### DATASET CONTENT
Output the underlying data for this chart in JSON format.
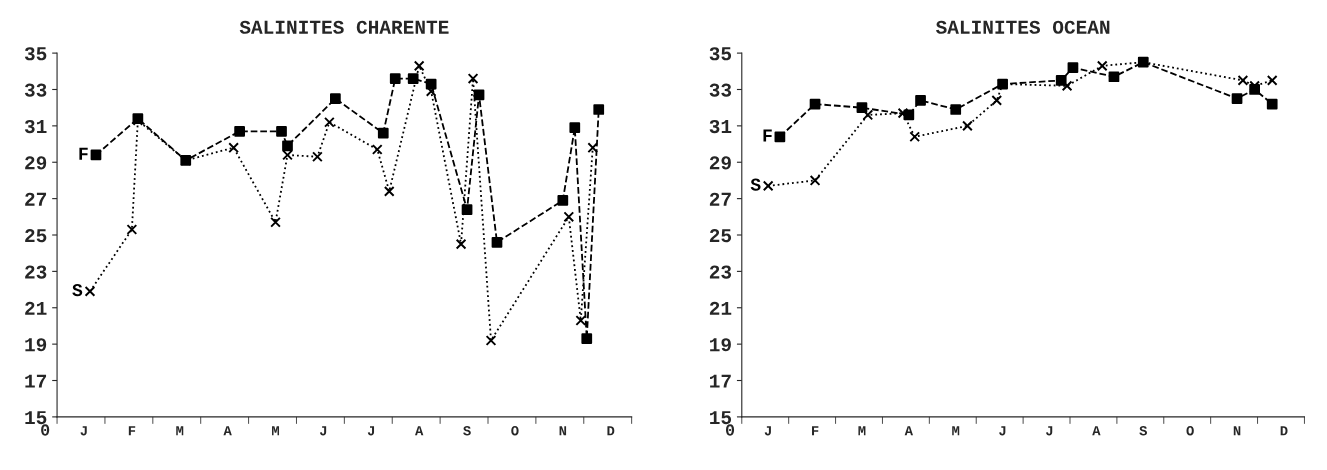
{
  "chart_data": [
    {
      "type": "line",
      "title": "SALINITES CHARENTE",
      "annotations": [
        "0"
      ],
      "ylim": [
        15,
        35
      ],
      "categories": [
        null,
        null,
        null,
        null,
        "J",
        null,
        null,
        null,
        null,
        null,
        null,
        null,
        "F",
        null,
        null,
        null,
        null,
        null,
        null,
        null,
        "M",
        null,
        null,
        null,
        null,
        null,
        null,
        null,
        "A",
        null,
        null,
        null,
        null,
        null,
        null,
        null,
        "M",
        null,
        null,
        null,
        null,
        null,
        null,
        null,
        "J",
        null,
        null,
        null,
        null,
        null,
        null,
        null,
        "J",
        null,
        null,
        null,
        null,
        null,
        null,
        null,
        "A",
        null,
        null,
        null,
        null,
        null,
        null,
        null,
        "S",
        null,
        null,
        null,
        null,
        null,
        null,
        null,
        "O",
        null,
        null,
        null,
        null,
        null,
        null,
        null,
        "N",
        null,
        null,
        null,
        null,
        null,
        null,
        null,
        "D",
        null,
        null,
        null
      ],
      "yticks": [
        15,
        17,
        19,
        21,
        23,
        25,
        27,
        29,
        31,
        33,
        35
      ],
      "grid": false,
      "legend": false,
      "series": [
        {
          "name": "F",
          "color": "#000000",
          "line_style": "dashed",
          "marker": "square",
          "values": [
            null,
            null,
            null,
            null,
            null,
            null,
            29.4,
            null,
            null,
            null,
            null,
            null,
            null,
            31.4,
            null,
            null,
            null,
            null,
            null,
            null,
            null,
            29.1,
            null,
            null,
            null,
            null,
            null,
            null,
            null,
            null,
            30.7,
            null,
            null,
            null,
            null,
            null,
            null,
            30.7,
            29.9,
            null,
            null,
            null,
            null,
            null,
            null,
            null,
            32.5,
            null,
            null,
            null,
            null,
            null,
            null,
            null,
            30.6,
            null,
            33.6,
            null,
            null,
            33.6,
            null,
            null,
            33.3,
            null,
            null,
            null,
            null,
            null,
            26.4,
            null,
            32.7,
            null,
            null,
            24.6,
            null,
            null,
            null,
            null,
            null,
            null,
            null,
            null,
            null,
            null,
            26.9,
            null,
            30.9,
            null,
            19.3,
            null,
            31.9,
            null,
            null,
            null,
            null,
            null
          ]
        },
        {
          "name": "S",
          "color": "#000000",
          "line_style": "dotted",
          "marker": "cross",
          "values": [
            null,
            null,
            null,
            null,
            null,
            21.9,
            null,
            null,
            null,
            null,
            null,
            null,
            25.3,
            31.3,
            null,
            null,
            null,
            null,
            null,
            null,
            null,
            29.1,
            null,
            null,
            null,
            null,
            null,
            null,
            null,
            29.8,
            null,
            null,
            null,
            null,
            null,
            null,
            25.7,
            null,
            29.4,
            null,
            null,
            null,
            null,
            29.3,
            null,
            31.2,
            null,
            null,
            null,
            null,
            null,
            null,
            null,
            29.7,
            null,
            27.4,
            null,
            null,
            null,
            null,
            34.3,
            null,
            32.9,
            null,
            null,
            null,
            null,
            24.5,
            null,
            33.6,
            null,
            null,
            19.2,
            null,
            null,
            null,
            null,
            null,
            null,
            null,
            null,
            null,
            null,
            null,
            null,
            26.0,
            null,
            20.3,
            null,
            29.8,
            null,
            null,
            null,
            null,
            null,
            null
          ]
        }
      ]
    },
    {
      "type": "line",
      "title": "SALINITES OCEAN",
      "annotations": [
        "0"
      ],
      "ylim": [
        15,
        35
      ],
      "categories": [
        null,
        null,
        null,
        null,
        "J",
        null,
        null,
        null,
        null,
        null,
        null,
        null,
        "F",
        null,
        null,
        null,
        null,
        null,
        null,
        null,
        "M",
        null,
        null,
        null,
        null,
        null,
        null,
        null,
        "A",
        null,
        null,
        null,
        null,
        null,
        null,
        null,
        "M",
        null,
        null,
        null,
        null,
        null,
        null,
        null,
        "J",
        null,
        null,
        null,
        null,
        null,
        null,
        null,
        "J",
        null,
        null,
        null,
        null,
        null,
        null,
        null,
        "A",
        null,
        null,
        null,
        null,
        null,
        null,
        null,
        "S",
        null,
        null,
        null,
        null,
        null,
        null,
        null,
        "O",
        null,
        null,
        null,
        null,
        null,
        null,
        null,
        "N",
        null,
        null,
        null,
        null,
        null,
        null,
        null,
        "D",
        null,
        null,
        null
      ],
      "yticks": [
        15,
        17,
        19,
        21,
        23,
        25,
        27,
        29,
        31,
        33,
        35
      ],
      "grid": false,
      "legend": false,
      "series": [
        {
          "name": "F",
          "color": "#000000",
          "line_style": "dashed",
          "marker": "square",
          "values": [
            null,
            null,
            null,
            null,
            null,
            null,
            30.4,
            null,
            null,
            null,
            null,
            null,
            32.2,
            null,
            null,
            null,
            null,
            null,
            null,
            null,
            32.0,
            null,
            null,
            null,
            null,
            null,
            null,
            null,
            31.6,
            null,
            32.4,
            null,
            null,
            null,
            null,
            null,
            31.9,
            null,
            null,
            null,
            null,
            null,
            null,
            null,
            33.3,
            null,
            null,
            null,
            null,
            null,
            null,
            null,
            null,
            null,
            33.5,
            null,
            34.2,
            null,
            null,
            null,
            null,
            null,
            null,
            33.7,
            null,
            null,
            null,
            null,
            34.5,
            null,
            null,
            null,
            null,
            null,
            null,
            null,
            null,
            null,
            null,
            null,
            null,
            null,
            null,
            null,
            32.5,
            null,
            null,
            33.0,
            null,
            null,
            32.2,
            null,
            null,
            null,
            null,
            null
          ]
        },
        {
          "name": "S",
          "color": "#000000",
          "line_style": "dotted",
          "marker": "cross",
          "values": [
            null,
            null,
            null,
            null,
            27.7,
            null,
            null,
            null,
            null,
            null,
            null,
            null,
            28.0,
            null,
            null,
            null,
            null,
            null,
            null,
            null,
            null,
            31.6,
            null,
            null,
            null,
            null,
            null,
            31.7,
            null,
            30.4,
            null,
            null,
            null,
            null,
            null,
            null,
            null,
            null,
            31.0,
            null,
            null,
            null,
            null,
            32.4,
            33.3,
            null,
            null,
            null,
            null,
            null,
            null,
            null,
            null,
            null,
            null,
            33.2,
            null,
            null,
            null,
            null,
            null,
            34.3,
            null,
            null,
            null,
            null,
            null,
            null,
            34.5,
            null,
            null,
            null,
            null,
            null,
            null,
            null,
            null,
            null,
            null,
            null,
            null,
            null,
            null,
            null,
            null,
            33.5,
            null,
            33.2,
            null,
            null,
            33.5,
            null,
            null,
            null,
            null,
            null
          ]
        }
      ]
    }
  ]
}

### CHALLENGE
Except for the pictures, give all the material above again verbatim.

### FINAL RESULT
Output the underlying data for this chart in JSON format.
{
  "chart_data": [
    {
      "type": "line",
      "title": "SALINITES CHARENTE",
      "annotations": [
        "0"
      ],
      "ylim": [
        15,
        35
      ],
      "categories": [
        null,
        null,
        null,
        null,
        "J",
        null,
        null,
        null,
        null,
        null,
        null,
        null,
        "F",
        null,
        null,
        null,
        null,
        null,
        null,
        null,
        "M",
        null,
        null,
        null,
        null,
        null,
        null,
        null,
        "A",
        null,
        null,
        null,
        null,
        null,
        null,
        null,
        "M",
        null,
        null,
        null,
        null,
        null,
        null,
        null,
        "J",
        null,
        null,
        null,
        null,
        null,
        null,
        null,
        "J",
        null,
        null,
        null,
        null,
        null,
        null,
        null,
        "A",
        null,
        null,
        null,
        null,
        null,
        null,
        null,
        "S",
        null,
        null,
        null,
        null,
        null,
        null,
        null,
        "O",
        null,
        null,
        null,
        null,
        null,
        null,
        null,
        "N",
        null,
        null,
        null,
        null,
        null,
        null,
        null,
        "D",
        null,
        null,
        null
      ],
      "yticks": [
        15,
        17,
        19,
        21,
        23,
        25,
        27,
        29,
        31,
        33,
        35
      ],
      "grid": false,
      "legend": false,
      "series": [
        {
          "name": "F",
          "color": "#000000",
          "line_style": "dashed",
          "marker": "square",
          "values": [
            null,
            null,
            null,
            null,
            null,
            null,
            29.4,
            null,
            null,
            null,
            null,
            null,
            null,
            31.4,
            null,
            null,
            null,
            null,
            null,
            null,
            null,
            29.1,
            null,
            null,
            null,
            null,
            null,
            null,
            null,
            null,
            30.7,
            null,
            null,
            null,
            null,
            null,
            null,
            30.7,
            29.9,
            null,
            null,
            null,
            null,
            null,
            null,
            null,
            32.5,
            null,
            null,
            null,
            null,
            null,
            null,
            null,
            30.6,
            null,
            33.6,
            null,
            null,
            33.6,
            null,
            null,
            33.3,
            null,
            null,
            null,
            null,
            null,
            26.4,
            null,
            32.7,
            null,
            null,
            24.6,
            null,
            null,
            null,
            null,
            null,
            null,
            null,
            null,
            null,
            null,
            26.9,
            null,
            30.9,
            null,
            19.3,
            null,
            31.9,
            null,
            null,
            null,
            null,
            null
          ]
        },
        {
          "name": "S",
          "color": "#000000",
          "line_style": "dotted",
          "marker": "cross",
          "values": [
            null,
            null,
            null,
            null,
            null,
            21.9,
            null,
            null,
            null,
            null,
            null,
            null,
            25.3,
            31.3,
            null,
            null,
            null,
            null,
            null,
            null,
            null,
            29.1,
            null,
            null,
            null,
            null,
            null,
            null,
            null,
            29.8,
            null,
            null,
            null,
            null,
            null,
            null,
            25.7,
            null,
            29.4,
            null,
            null,
            null,
            null,
            29.3,
            null,
            31.2,
            null,
            null,
            null,
            null,
            null,
            null,
            null,
            29.7,
            null,
            27.4,
            null,
            null,
            null,
            null,
            34.3,
            null,
            32.9,
            null,
            null,
            null,
            null,
            24.5,
            null,
            33.6,
            null,
            null,
            19.2,
            null,
            null,
            null,
            null,
            null,
            null,
            null,
            null,
            null,
            null,
            null,
            null,
            26.0,
            null,
            20.3,
            null,
            29.8,
            null,
            null,
            null,
            null,
            null,
            null
          ]
        }
      ]
    },
    {
      "type": "line",
      "title": "SALINITES OCEAN",
      "annotations": [
        "0"
      ],
      "ylim": [
        15,
        35
      ],
      "categories": [
        null,
        null,
        null,
        null,
        "J",
        null,
        null,
        null,
        null,
        null,
        null,
        null,
        "F",
        null,
        null,
        null,
        null,
        null,
        null,
        null,
        "M",
        null,
        null,
        null,
        null,
        null,
        null,
        null,
        "A",
        null,
        null,
        null,
        null,
        null,
        null,
        null,
        "M",
        null,
        null,
        null,
        null,
        null,
        null,
        null,
        "J",
        null,
        null,
        null,
        null,
        null,
        null,
        null,
        "J",
        null,
        null,
        null,
        null,
        null,
        null,
        null,
        "A",
        null,
        null,
        null,
        null,
        null,
        null,
        null,
        "S",
        null,
        null,
        null,
        null,
        null,
        null,
        null,
        "O",
        null,
        null,
        null,
        null,
        null,
        null,
        null,
        "N",
        null,
        null,
        null,
        null,
        null,
        null,
        null,
        "D",
        null,
        null,
        null
      ],
      "yticks": [
        15,
        17,
        19,
        21,
        23,
        25,
        27,
        29,
        31,
        33,
        35
      ],
      "grid": false,
      "legend": false,
      "series": [
        {
          "name": "F",
          "color": "#000000",
          "line_style": "dashed",
          "marker": "square",
          "values": [
            null,
            null,
            null,
            null,
            null,
            null,
            30.4,
            null,
            null,
            null,
            null,
            null,
            32.2,
            null,
            null,
            null,
            null,
            null,
            null,
            null,
            32.0,
            null,
            null,
            null,
            null,
            null,
            null,
            null,
            31.6,
            null,
            32.4,
            null,
            null,
            null,
            null,
            null,
            31.9,
            null,
            null,
            null,
            null,
            null,
            null,
            null,
            33.3,
            null,
            null,
            null,
            null,
            null,
            null,
            null,
            null,
            null,
            33.5,
            null,
            34.2,
            null,
            null,
            null,
            null,
            null,
            null,
            33.7,
            null,
            null,
            null,
            null,
            34.5,
            null,
            null,
            null,
            null,
            null,
            null,
            null,
            null,
            null,
            null,
            null,
            null,
            null,
            null,
            null,
            32.5,
            null,
            null,
            33.0,
            null,
            null,
            32.2,
            null,
            null,
            null,
            null,
            null
          ]
        },
        {
          "name": "S",
          "color": "#000000",
          "line_style": "dotted",
          "marker": "cross",
          "values": [
            null,
            null,
            null,
            null,
            27.7,
            null,
            null,
            null,
            null,
            null,
            null,
            null,
            28.0,
            null,
            null,
            null,
            null,
            null,
            null,
            null,
            null,
            31.6,
            null,
            null,
            null,
            null,
            null,
            31.7,
            null,
            30.4,
            null,
            null,
            null,
            null,
            null,
            null,
            null,
            null,
            31.0,
            null,
            null,
            null,
            null,
            32.4,
            33.3,
            null,
            null,
            null,
            null,
            null,
            null,
            null,
            null,
            null,
            null,
            33.2,
            null,
            null,
            null,
            null,
            null,
            34.3,
            null,
            null,
            null,
            null,
            null,
            null,
            34.5,
            null,
            null,
            null,
            null,
            null,
            null,
            null,
            null,
            null,
            null,
            null,
            null,
            null,
            null,
            null,
            null,
            33.5,
            null,
            33.2,
            null,
            null,
            33.5,
            null,
            null,
            null,
            null,
            null
          ]
        }
      ]
    }
  ]
}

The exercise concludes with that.